Would you write out the listing verbatim and skip every picture in it?

[Stored dataset items]
····················
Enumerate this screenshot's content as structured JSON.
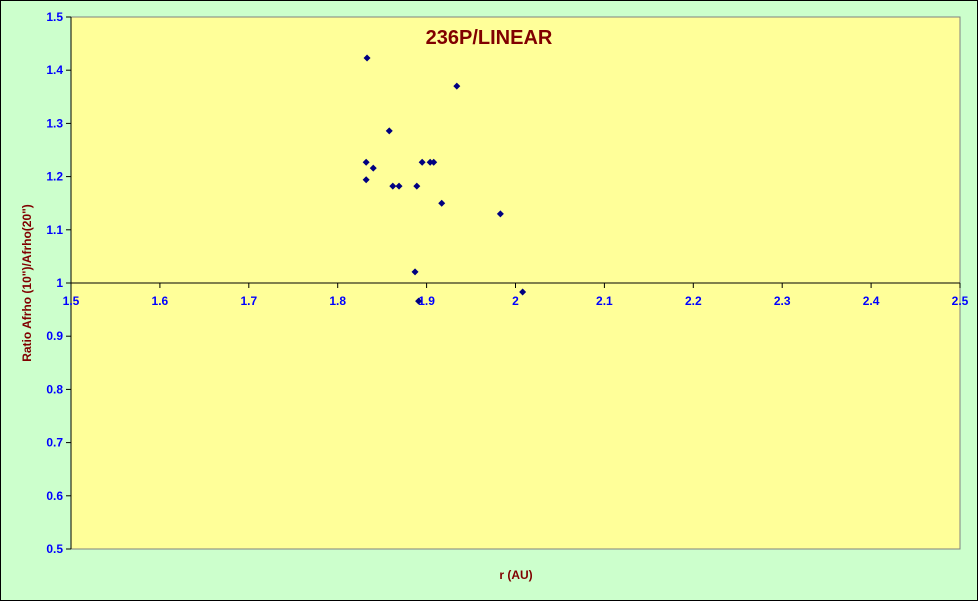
{
  "chart_data": {
    "type": "scatter",
    "title": "236P/LINEAR",
    "x_label": "r (AU)",
    "y_label": "Ratio Afrho (10\")/Afrho(20\")",
    "xlim": [
      1.5,
      2.5
    ],
    "ylim": [
      0.5,
      1.5
    ],
    "x_axis_crossing": 1,
    "xticks": [
      1.5,
      1.6,
      1.7,
      1.8,
      1.9,
      2,
      2.1,
      2.2,
      2.3,
      2.4,
      2.5
    ],
    "yticks": [
      0.5,
      0.6,
      0.7,
      0.8,
      0.9,
      1,
      1.1,
      1.2,
      1.3,
      1.4,
      1.5
    ],
    "grid": false,
    "series": [
      {
        "color": "#000080",
        "x": [
          1.833,
          1.934,
          1.858,
          1.832,
          1.895,
          1.904,
          1.908,
          1.84,
          1.832,
          1.862,
          1.869,
          1.889,
          1.917,
          1.983,
          1.887,
          1.891,
          2.008
        ],
        "values": [
          1.423,
          1.37,
          1.286,
          1.227,
          1.227,
          1.227,
          1.227,
          1.216,
          1.194,
          1.182,
          1.182,
          1.182,
          1.15,
          1.13,
          1.021,
          0.966,
          0.983
        ]
      }
    ]
  }
}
····················
*FULL SOLUTION*
Enumerate this screenshot's content as structured JSON.
{
  "chart_data": {
    "type": "scatter",
    "title": "236P/LINEAR",
    "x_label": "r (AU)",
    "y_label": "Ratio Afrho (10\")/Afrho(20\")",
    "xlim": [
      1.5,
      2.5
    ],
    "ylim": [
      0.5,
      1.5
    ],
    "x_axis_crossing": 1,
    "xticks": [
      1.5,
      1.6,
      1.7,
      1.8,
      1.9,
      2,
      2.1,
      2.2,
      2.3,
      2.4,
      2.5
    ],
    "yticks": [
      0.5,
      0.6,
      0.7,
      0.8,
      0.9,
      1,
      1.1,
      1.2,
      1.3,
      1.4,
      1.5
    ],
    "grid": false,
    "series": [
      {
        "color": "#000080",
        "x": [
          1.833,
          1.934,
          1.858,
          1.832,
          1.895,
          1.904,
          1.908,
          1.84,
          1.832,
          1.862,
          1.869,
          1.889,
          1.917,
          1.983,
          1.887,
          1.891,
          2.008
        ],
        "values": [
          1.423,
          1.37,
          1.286,
          1.227,
          1.227,
          1.227,
          1.227,
          1.216,
          1.194,
          1.182,
          1.182,
          1.182,
          1.15,
          1.13,
          1.021,
          0.966,
          0.983
        ]
      }
    ]
  }
}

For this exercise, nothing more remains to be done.